---------- Task data

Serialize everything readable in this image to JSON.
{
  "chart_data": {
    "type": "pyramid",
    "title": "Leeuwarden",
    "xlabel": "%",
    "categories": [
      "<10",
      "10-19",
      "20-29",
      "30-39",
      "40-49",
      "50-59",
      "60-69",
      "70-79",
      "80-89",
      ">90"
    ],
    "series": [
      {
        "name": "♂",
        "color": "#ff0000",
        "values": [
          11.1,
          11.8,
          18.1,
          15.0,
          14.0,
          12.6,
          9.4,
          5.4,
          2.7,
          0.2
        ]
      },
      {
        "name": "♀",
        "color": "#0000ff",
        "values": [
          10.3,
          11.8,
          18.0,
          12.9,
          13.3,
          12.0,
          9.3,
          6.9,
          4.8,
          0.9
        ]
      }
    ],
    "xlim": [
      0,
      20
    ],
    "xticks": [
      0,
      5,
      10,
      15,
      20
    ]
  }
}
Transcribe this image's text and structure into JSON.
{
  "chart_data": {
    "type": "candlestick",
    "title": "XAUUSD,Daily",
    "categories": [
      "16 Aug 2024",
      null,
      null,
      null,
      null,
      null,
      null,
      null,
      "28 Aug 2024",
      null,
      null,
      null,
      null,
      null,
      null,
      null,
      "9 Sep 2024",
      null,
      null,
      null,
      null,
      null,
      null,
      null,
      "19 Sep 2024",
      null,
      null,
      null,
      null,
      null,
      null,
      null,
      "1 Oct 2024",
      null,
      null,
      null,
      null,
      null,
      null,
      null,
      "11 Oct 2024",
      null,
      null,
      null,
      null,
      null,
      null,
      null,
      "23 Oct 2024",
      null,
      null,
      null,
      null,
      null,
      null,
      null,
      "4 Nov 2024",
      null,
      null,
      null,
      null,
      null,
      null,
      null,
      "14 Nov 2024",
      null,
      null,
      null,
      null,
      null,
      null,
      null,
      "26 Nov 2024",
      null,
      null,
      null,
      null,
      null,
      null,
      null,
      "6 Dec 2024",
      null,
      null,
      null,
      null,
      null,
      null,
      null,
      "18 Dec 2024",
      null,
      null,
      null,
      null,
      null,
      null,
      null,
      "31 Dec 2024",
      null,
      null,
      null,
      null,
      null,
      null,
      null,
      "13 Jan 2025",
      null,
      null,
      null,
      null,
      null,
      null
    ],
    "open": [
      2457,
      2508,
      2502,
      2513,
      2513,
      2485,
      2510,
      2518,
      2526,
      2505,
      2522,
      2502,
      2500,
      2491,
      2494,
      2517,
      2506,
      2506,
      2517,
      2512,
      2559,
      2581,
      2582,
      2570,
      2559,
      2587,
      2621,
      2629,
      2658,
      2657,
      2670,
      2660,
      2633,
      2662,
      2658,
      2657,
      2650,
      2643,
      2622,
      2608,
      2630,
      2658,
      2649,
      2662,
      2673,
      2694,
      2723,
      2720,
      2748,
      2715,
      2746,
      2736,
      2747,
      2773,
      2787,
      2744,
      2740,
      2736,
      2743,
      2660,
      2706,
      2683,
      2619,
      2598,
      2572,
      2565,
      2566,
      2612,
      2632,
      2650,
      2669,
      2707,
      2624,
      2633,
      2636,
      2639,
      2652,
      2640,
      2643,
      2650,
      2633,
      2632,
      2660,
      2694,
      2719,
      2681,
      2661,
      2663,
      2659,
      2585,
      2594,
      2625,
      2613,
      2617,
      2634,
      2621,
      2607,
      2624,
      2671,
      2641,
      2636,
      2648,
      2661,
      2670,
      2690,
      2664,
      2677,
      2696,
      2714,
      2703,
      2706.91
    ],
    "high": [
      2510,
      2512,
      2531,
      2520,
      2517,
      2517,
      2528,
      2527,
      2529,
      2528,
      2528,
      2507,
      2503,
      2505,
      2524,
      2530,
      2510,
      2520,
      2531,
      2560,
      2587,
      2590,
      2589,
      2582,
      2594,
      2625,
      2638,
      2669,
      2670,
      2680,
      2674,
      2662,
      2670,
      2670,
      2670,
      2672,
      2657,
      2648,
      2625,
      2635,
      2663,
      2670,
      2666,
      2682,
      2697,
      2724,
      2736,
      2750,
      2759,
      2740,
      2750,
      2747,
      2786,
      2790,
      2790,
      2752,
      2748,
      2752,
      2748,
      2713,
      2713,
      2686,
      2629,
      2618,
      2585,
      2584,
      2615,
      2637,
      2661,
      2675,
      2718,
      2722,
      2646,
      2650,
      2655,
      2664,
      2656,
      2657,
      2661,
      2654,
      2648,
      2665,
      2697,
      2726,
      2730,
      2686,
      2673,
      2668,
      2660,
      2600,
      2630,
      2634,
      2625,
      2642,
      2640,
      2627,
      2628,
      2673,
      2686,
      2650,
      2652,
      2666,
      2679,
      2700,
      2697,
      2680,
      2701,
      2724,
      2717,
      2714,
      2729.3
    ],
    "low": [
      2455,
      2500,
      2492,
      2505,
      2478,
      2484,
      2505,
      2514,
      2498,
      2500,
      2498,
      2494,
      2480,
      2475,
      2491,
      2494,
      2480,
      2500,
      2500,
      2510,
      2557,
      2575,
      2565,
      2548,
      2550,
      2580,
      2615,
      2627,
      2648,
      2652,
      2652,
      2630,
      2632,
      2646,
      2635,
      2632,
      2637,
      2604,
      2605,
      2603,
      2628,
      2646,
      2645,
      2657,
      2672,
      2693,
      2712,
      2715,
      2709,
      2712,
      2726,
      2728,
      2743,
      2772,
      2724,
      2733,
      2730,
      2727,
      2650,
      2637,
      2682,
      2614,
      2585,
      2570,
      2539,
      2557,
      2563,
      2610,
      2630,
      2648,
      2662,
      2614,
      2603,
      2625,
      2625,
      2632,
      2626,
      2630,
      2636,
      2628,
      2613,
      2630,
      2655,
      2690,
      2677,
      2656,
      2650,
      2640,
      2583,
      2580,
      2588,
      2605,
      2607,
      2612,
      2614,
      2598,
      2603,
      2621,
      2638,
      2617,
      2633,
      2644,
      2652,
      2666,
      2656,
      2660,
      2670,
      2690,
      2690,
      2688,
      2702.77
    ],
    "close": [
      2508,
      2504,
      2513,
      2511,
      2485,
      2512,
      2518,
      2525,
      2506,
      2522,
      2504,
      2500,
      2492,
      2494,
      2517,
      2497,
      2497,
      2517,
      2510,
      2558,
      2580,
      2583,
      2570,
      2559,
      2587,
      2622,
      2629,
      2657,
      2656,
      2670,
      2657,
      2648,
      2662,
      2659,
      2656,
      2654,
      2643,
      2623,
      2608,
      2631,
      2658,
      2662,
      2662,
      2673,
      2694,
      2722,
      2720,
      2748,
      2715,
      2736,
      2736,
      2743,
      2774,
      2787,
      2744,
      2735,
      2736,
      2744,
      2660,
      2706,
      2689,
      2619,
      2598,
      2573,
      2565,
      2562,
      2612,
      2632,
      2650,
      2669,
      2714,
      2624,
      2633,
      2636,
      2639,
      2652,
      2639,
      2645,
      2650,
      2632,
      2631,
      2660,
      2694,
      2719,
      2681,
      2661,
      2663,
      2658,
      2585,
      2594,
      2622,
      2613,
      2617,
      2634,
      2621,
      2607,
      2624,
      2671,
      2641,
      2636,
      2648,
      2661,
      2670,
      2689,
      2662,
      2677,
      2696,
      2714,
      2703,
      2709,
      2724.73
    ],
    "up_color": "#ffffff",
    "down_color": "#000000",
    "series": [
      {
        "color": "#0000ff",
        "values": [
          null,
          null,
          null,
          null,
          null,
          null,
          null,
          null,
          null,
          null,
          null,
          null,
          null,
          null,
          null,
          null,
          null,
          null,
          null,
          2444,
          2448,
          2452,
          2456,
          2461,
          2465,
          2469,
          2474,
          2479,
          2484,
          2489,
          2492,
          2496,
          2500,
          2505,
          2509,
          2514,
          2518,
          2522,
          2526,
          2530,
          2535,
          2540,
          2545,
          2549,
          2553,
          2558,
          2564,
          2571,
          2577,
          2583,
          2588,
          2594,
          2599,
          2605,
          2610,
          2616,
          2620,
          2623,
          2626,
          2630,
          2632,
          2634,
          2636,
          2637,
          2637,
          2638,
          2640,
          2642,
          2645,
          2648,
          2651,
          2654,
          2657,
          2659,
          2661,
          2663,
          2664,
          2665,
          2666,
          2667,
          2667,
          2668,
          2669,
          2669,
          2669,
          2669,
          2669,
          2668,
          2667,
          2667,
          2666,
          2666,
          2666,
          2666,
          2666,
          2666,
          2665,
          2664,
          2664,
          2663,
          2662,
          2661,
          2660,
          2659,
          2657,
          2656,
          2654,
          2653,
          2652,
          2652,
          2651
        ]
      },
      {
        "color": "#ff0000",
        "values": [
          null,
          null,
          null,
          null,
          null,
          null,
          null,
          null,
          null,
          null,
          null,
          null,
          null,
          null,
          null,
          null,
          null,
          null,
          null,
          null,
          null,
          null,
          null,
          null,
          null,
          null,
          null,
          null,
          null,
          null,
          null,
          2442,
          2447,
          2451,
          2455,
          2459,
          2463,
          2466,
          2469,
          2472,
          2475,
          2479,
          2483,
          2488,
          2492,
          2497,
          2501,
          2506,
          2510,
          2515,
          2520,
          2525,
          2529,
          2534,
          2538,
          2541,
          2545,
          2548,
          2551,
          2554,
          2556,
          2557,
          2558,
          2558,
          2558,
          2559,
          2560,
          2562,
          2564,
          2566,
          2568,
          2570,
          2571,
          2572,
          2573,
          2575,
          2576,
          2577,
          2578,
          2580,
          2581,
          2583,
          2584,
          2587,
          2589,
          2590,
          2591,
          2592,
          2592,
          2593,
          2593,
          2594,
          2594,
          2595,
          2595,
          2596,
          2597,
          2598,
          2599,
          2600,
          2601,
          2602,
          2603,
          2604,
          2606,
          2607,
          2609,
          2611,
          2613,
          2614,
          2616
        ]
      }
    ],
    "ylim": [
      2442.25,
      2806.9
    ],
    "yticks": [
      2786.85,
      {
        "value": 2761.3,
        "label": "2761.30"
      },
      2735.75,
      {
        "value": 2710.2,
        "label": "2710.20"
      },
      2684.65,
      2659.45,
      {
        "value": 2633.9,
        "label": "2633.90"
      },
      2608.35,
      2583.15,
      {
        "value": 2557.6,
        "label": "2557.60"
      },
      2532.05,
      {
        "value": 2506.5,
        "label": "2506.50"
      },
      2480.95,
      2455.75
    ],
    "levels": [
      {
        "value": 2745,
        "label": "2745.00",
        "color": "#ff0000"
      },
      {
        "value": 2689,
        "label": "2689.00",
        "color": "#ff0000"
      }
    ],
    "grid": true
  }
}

--------------------

Stated task:
Copy every line of the entries above in which "title" occurs.

Worked solution:
    "title": "Leeuwarden",
    "title": "XAUUSD,Daily",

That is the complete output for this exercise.